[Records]

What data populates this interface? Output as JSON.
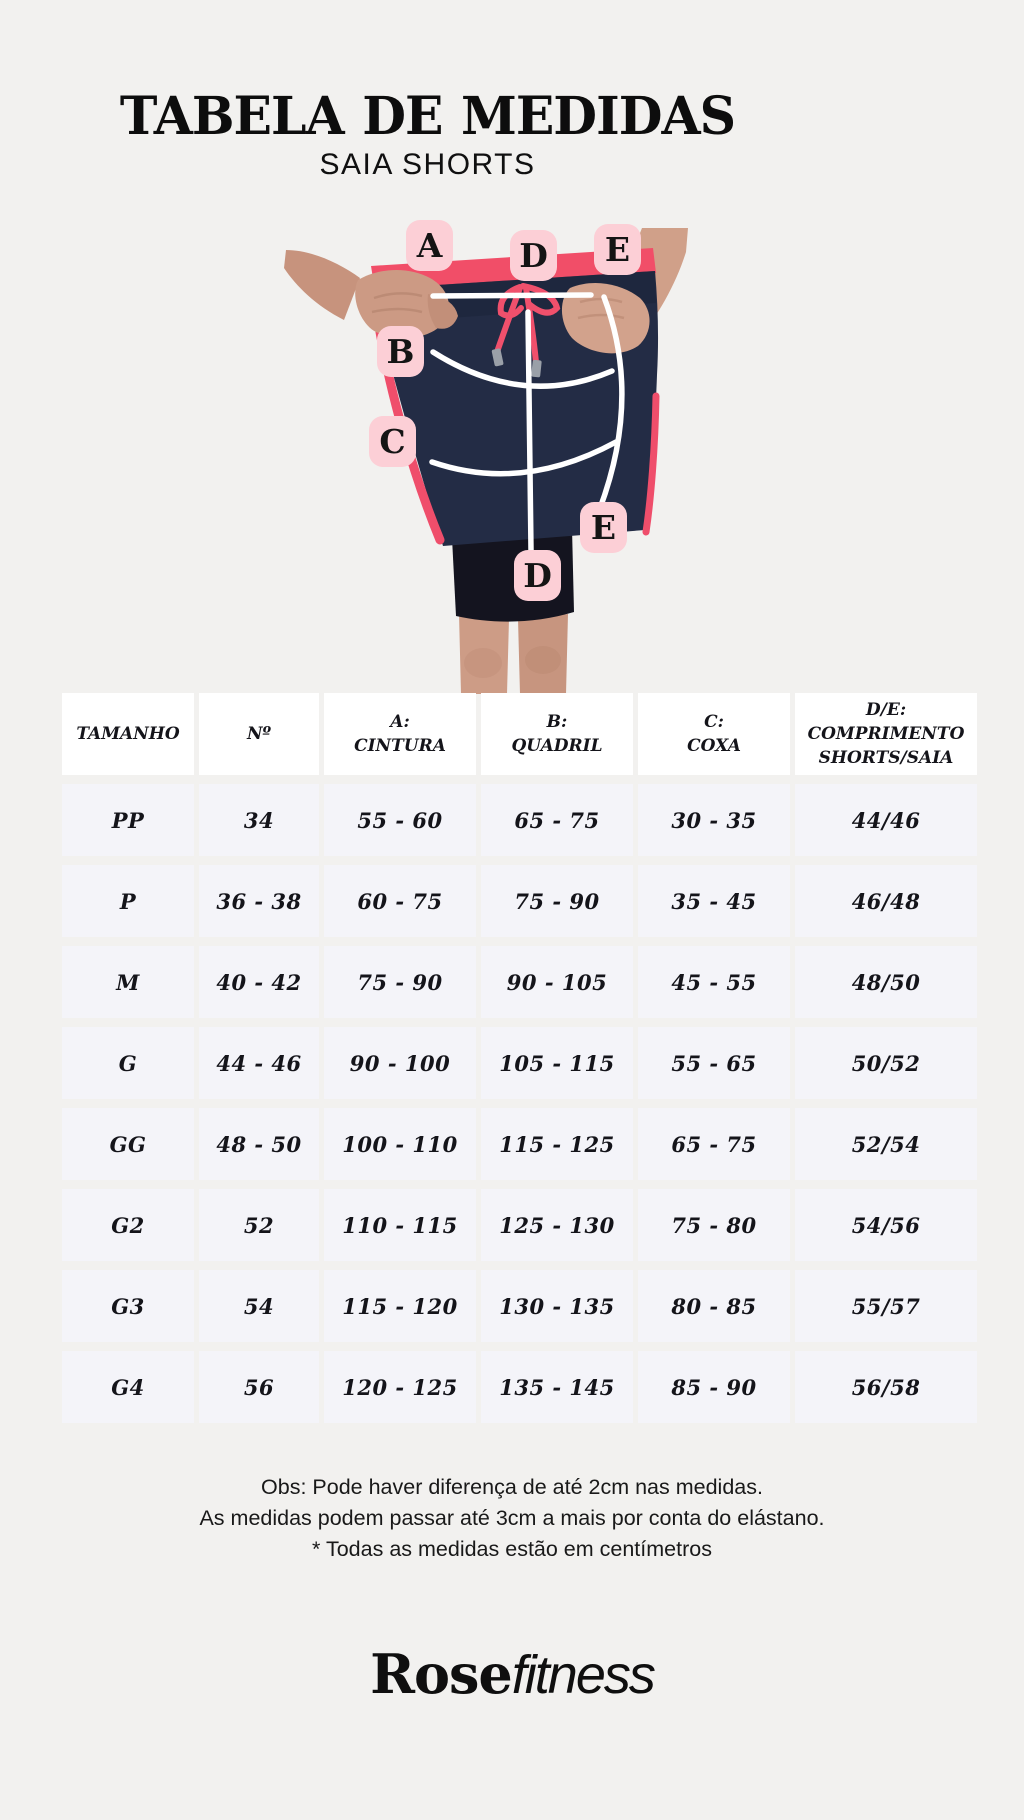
{
  "page": {
    "title": "TABELA DE MEDIDAS",
    "subtitle": "SAIA SHORTS",
    "background_color": "#f2f1ef"
  },
  "figure": {
    "labels": [
      "A",
      "D",
      "E",
      "B",
      "C",
      "E",
      "D"
    ],
    "colors": {
      "badge_pink": "#fccfd6",
      "coral_trim": "#f14e68",
      "navy_fabric": "#232c45",
      "measure_line": "#ffffff",
      "skin": "#cd9c86"
    }
  },
  "table": {
    "columns": [
      [
        "TAMANHO"
      ],
      [
        "Nº"
      ],
      [
        "A:",
        "CINTURA"
      ],
      [
        "B:",
        "QUADRIL"
      ],
      [
        "C:",
        "COXA"
      ],
      [
        "D/E:",
        "COMPRIMENTO",
        "SHORTS/SAIA"
      ]
    ],
    "rows": [
      [
        "PP",
        "34",
        "55 - 60",
        "65 - 75",
        "30 - 35",
        "44/46"
      ],
      [
        "P",
        "36 - 38",
        "60 - 75",
        "75 - 90",
        "35 - 45",
        "46/48"
      ],
      [
        "M",
        "40 - 42",
        "75 - 90",
        "90 - 105",
        "45 - 55",
        "48/50"
      ],
      [
        "G",
        "44 - 46",
        "90 - 100",
        "105 - 115",
        "55 - 65",
        "50/52"
      ],
      [
        "GG",
        "48 - 50",
        "100 - 110",
        "115 - 125",
        "65 - 75",
        "52/54"
      ],
      [
        "G2",
        "52",
        "110 - 115",
        "125 - 130",
        "75 - 80",
        "54/56"
      ],
      [
        "G3",
        "54",
        "115 - 120",
        "130 - 135",
        "80 - 85",
        "55/57"
      ],
      [
        "G4",
        "56",
        "120 - 125",
        "135 - 145",
        "85 - 90",
        "56/58"
      ]
    ]
  },
  "notes": {
    "line1": "Obs: Pode haver diferença de até 2cm nas medidas.",
    "line2": "As medidas podem passar até 3cm a mais por conta do elástano.",
    "line3": "* Todas as medidas estão em centímetros"
  },
  "logo": {
    "primary": "Rose",
    "secondary": "fitness"
  }
}
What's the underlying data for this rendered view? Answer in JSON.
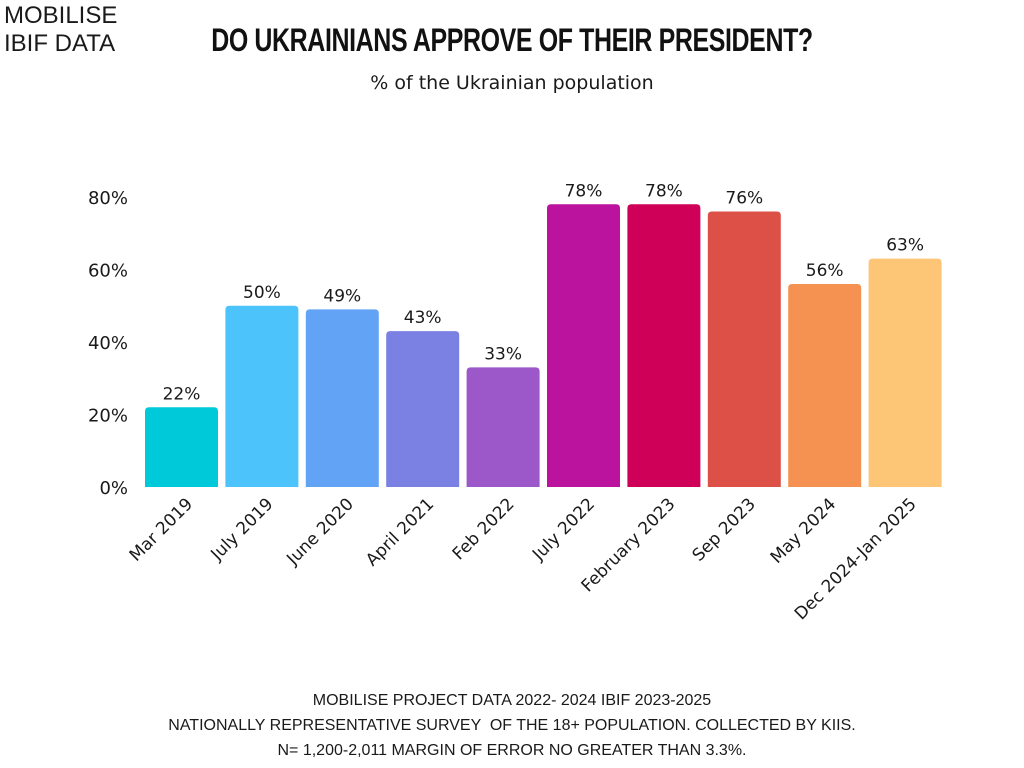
{
  "brand": {
    "line1": "MOBILISE",
    "line2": "IBIF DATA"
  },
  "chart_data": {
    "type": "bar",
    "title": "DO UKRAINIANS APPROVE OF THEIR PRESIDENT?",
    "subtitle": "% of the Ukrainian population",
    "xlabel": "",
    "ylabel": "",
    "ylim": [
      0,
      80
    ],
    "yticks": [
      0,
      20,
      40,
      60,
      80
    ],
    "ytick_labels": [
      "0%",
      "20%",
      "40%",
      "60%",
      "80%"
    ],
    "grid": false,
    "legend": "none",
    "categories": [
      "Mar 2019",
      "July 2019",
      "June 2020",
      "April 2021",
      "Feb 2022",
      "July 2022",
      "February 2023",
      "Sep 2023",
      "May 2024",
      "Dec 2024-Jan 2025"
    ],
    "values": [
      22,
      50,
      49,
      43,
      33,
      78,
      78,
      76,
      56,
      63
    ],
    "data_labels": [
      "22%",
      "50%",
      "49%",
      "43%",
      "33%",
      "78%",
      "78%",
      "76%",
      "56%",
      "63%"
    ],
    "colors": [
      "#00c9d9",
      "#4cc3fb",
      "#62a3f5",
      "#7b80e3",
      "#9c57c8",
      "#bb139e",
      "#cf0057",
      "#dc5048",
      "#f59252",
      "#fdc676"
    ]
  },
  "footer": {
    "line1": "MOBILISE PROJECT DATA 2022- 2024 IBIF 2023-2025",
    "line2": "NATIONALLY REPRESENTATIVE SURVEY  OF THE 18+ POPULATION. COLLECTED BY KIIS.",
    "line3": "N= 1,200-2,011 MARGIN OF ERROR NO GREATER THAN 3.3%."
  }
}
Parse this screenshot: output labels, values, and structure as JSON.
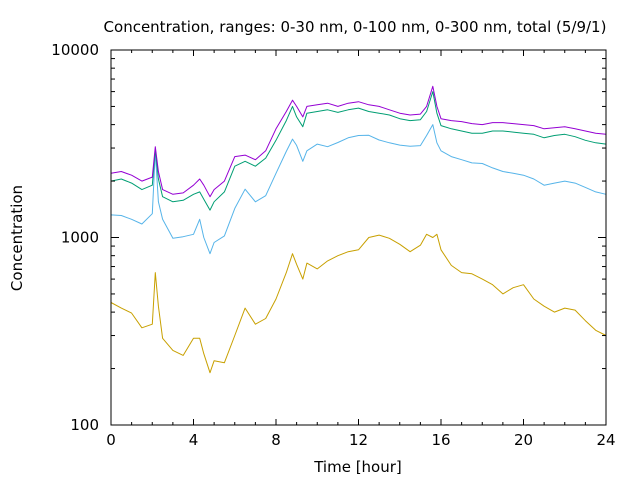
{
  "chart_data": {
    "type": "line",
    "title": "Concentration, ranges: 0-30 nm, 0-100 nm, 0-300 nm, total (5/9/1)",
    "xlabel": "Time [hour]",
    "ylabel": "Concentration",
    "xlim": [
      0,
      24
    ],
    "ylim": [
      100,
      10000
    ],
    "yscale": "log",
    "grid": false,
    "legend": "none",
    "x_ticks": [
      0,
      4,
      8,
      12,
      16,
      20,
      24
    ],
    "x_tick_labels": [
      "0",
      "4",
      "8",
      "12",
      "16",
      "20",
      "24"
    ],
    "y_ticks": [
      100,
      1000,
      10000
    ],
    "y_tick_labels": [
      "100",
      "1000",
      "10000"
    ],
    "x": [
      0.0,
      0.5,
      1.0,
      1.5,
      2.0,
      2.15,
      2.3,
      2.5,
      3.0,
      3.5,
      4.0,
      4.3,
      4.5,
      4.8,
      5.0,
      5.5,
      6.0,
      6.5,
      7.0,
      7.5,
      8.0,
      8.5,
      8.8,
      9.0,
      9.3,
      9.5,
      10.0,
      10.5,
      11.0,
      11.5,
      12.0,
      12.5,
      13.0,
      13.5,
      14.0,
      14.5,
      15.0,
      15.3,
      15.6,
      15.8,
      16.0,
      16.5,
      17.0,
      17.5,
      18.0,
      18.5,
      19.0,
      19.5,
      20.0,
      20.5,
      21.0,
      21.5,
      22.0,
      22.5,
      23.0,
      23.5,
      24.0
    ],
    "series": [
      {
        "color": "#c8a000",
        "values": [
          450,
          420,
          395,
          330,
          345,
          650,
          430,
          290,
          250,
          235,
          290,
          290,
          240,
          190,
          220,
          215,
          300,
          420,
          345,
          370,
          470,
          650,
          820,
          720,
          600,
          730,
          680,
          750,
          800,
          840,
          860,
          1000,
          1030,
          990,
          920,
          840,
          910,
          1040,
          1000,
          1040,
          860,
          710,
          650,
          640,
          600,
          560,
          500,
          540,
          560,
          470,
          430,
          400,
          420,
          410,
          360,
          320,
          300
        ]
      },
      {
        "color": "#56b4e9",
        "values": [
          1320,
          1310,
          1250,
          1180,
          1340,
          2880,
          1550,
          1250,
          990,
          1010,
          1040,
          1250,
          1000,
          820,
          940,
          1020,
          1430,
          1810,
          1550,
          1670,
          2200,
          2880,
          3350,
          3100,
          2550,
          2900,
          3150,
          3050,
          3210,
          3400,
          3500,
          3510,
          3310,
          3200,
          3110,
          3070,
          3090,
          3500,
          4000,
          3200,
          2900,
          2700,
          2600,
          2500,
          2480,
          2350,
          2250,
          2200,
          2150,
          2050,
          1900,
          1950,
          2000,
          1950,
          1850,
          1750,
          1700
        ]
      },
      {
        "color": "#009e73",
        "values": [
          2000,
          2050,
          1950,
          1800,
          1900,
          2950,
          2050,
          1650,
          1550,
          1580,
          1700,
          1750,
          1600,
          1400,
          1550,
          1750,
          2400,
          2550,
          2400,
          2650,
          3300,
          4200,
          5000,
          4400,
          3900,
          4600,
          4700,
          4800,
          4650,
          4800,
          4900,
          4700,
          4600,
          4500,
          4300,
          4200,
          4250,
          4700,
          6000,
          4600,
          3950,
          3800,
          3700,
          3600,
          3600,
          3700,
          3700,
          3650,
          3600,
          3550,
          3400,
          3500,
          3550,
          3450,
          3300,
          3200,
          3150
        ]
      },
      {
        "color": "#9400d3",
        "values": [
          2200,
          2250,
          2150,
          2000,
          2100,
          3050,
          2250,
          1800,
          1700,
          1730,
          1900,
          2050,
          1900,
          1650,
          1800,
          2000,
          2700,
          2750,
          2600,
          2900,
          3800,
          4700,
          5400,
          5000,
          4400,
          5000,
          5100,
          5200,
          5000,
          5200,
          5300,
          5100,
          5000,
          4800,
          4600,
          4500,
          4550,
          5000,
          6400,
          5000,
          4300,
          4200,
          4150,
          4050,
          4000,
          4100,
          4100,
          4050,
          4000,
          3950,
          3800,
          3850,
          3900,
          3800,
          3700,
          3600,
          3550
        ]
      }
    ]
  }
}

* [PROBLEM STATEMENT]: What count of lines in the listing contain the word "Concentration"? Reply with the number only.

* [TASK SOLUTION]: 2